### Exercise directions
Across all the lines below, how many contain the string "Administration"? Please reply with the number only.

### Excerpted data
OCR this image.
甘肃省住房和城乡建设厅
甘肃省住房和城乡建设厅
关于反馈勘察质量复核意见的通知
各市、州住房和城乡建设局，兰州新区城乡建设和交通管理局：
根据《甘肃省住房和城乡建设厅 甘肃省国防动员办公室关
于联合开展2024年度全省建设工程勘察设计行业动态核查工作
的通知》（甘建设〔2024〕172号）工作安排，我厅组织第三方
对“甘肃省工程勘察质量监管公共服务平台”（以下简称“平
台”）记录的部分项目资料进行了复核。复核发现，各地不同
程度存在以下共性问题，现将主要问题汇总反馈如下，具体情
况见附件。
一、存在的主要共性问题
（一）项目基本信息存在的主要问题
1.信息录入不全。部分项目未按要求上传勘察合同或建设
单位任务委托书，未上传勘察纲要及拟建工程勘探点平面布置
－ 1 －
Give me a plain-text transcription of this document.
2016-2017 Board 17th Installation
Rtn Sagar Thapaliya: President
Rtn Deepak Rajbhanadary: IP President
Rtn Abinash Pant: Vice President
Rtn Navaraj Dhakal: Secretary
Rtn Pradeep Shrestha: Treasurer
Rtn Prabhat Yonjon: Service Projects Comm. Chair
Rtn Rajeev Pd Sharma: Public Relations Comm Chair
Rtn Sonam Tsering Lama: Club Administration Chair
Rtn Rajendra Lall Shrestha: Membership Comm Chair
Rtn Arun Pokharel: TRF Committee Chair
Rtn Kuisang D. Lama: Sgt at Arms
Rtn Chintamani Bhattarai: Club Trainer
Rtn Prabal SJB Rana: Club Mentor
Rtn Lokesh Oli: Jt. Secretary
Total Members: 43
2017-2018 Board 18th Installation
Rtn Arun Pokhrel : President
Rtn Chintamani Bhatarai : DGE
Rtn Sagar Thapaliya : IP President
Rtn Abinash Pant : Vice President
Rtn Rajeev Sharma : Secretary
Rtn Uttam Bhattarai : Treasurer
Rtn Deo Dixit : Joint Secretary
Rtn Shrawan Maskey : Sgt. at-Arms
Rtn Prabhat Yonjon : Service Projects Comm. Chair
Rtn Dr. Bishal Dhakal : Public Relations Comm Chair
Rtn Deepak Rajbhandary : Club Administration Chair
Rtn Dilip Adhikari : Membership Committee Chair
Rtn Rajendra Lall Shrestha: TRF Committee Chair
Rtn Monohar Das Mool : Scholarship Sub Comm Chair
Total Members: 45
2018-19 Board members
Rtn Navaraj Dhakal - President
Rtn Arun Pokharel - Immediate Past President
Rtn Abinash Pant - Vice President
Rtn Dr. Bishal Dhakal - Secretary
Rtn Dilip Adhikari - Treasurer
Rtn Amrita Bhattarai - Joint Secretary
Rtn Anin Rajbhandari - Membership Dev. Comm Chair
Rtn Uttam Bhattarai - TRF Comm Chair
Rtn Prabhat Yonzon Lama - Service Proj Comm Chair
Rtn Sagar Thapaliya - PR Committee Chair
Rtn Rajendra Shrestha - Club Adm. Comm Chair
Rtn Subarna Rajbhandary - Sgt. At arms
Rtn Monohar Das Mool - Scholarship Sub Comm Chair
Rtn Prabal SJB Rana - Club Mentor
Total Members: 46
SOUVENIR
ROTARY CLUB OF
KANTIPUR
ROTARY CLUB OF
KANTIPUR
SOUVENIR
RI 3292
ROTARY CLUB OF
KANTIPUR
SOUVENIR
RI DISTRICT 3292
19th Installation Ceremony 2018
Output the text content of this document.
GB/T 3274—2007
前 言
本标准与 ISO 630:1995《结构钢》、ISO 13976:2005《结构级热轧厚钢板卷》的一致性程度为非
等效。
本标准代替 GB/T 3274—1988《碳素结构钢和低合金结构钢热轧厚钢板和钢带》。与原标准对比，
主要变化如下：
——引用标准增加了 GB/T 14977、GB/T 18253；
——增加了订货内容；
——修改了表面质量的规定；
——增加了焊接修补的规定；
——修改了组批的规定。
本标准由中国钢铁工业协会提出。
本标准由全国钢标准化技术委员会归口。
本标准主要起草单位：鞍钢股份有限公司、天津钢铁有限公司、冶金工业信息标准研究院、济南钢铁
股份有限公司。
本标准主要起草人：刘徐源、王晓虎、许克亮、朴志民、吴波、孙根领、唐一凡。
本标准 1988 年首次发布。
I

### Problem solution
2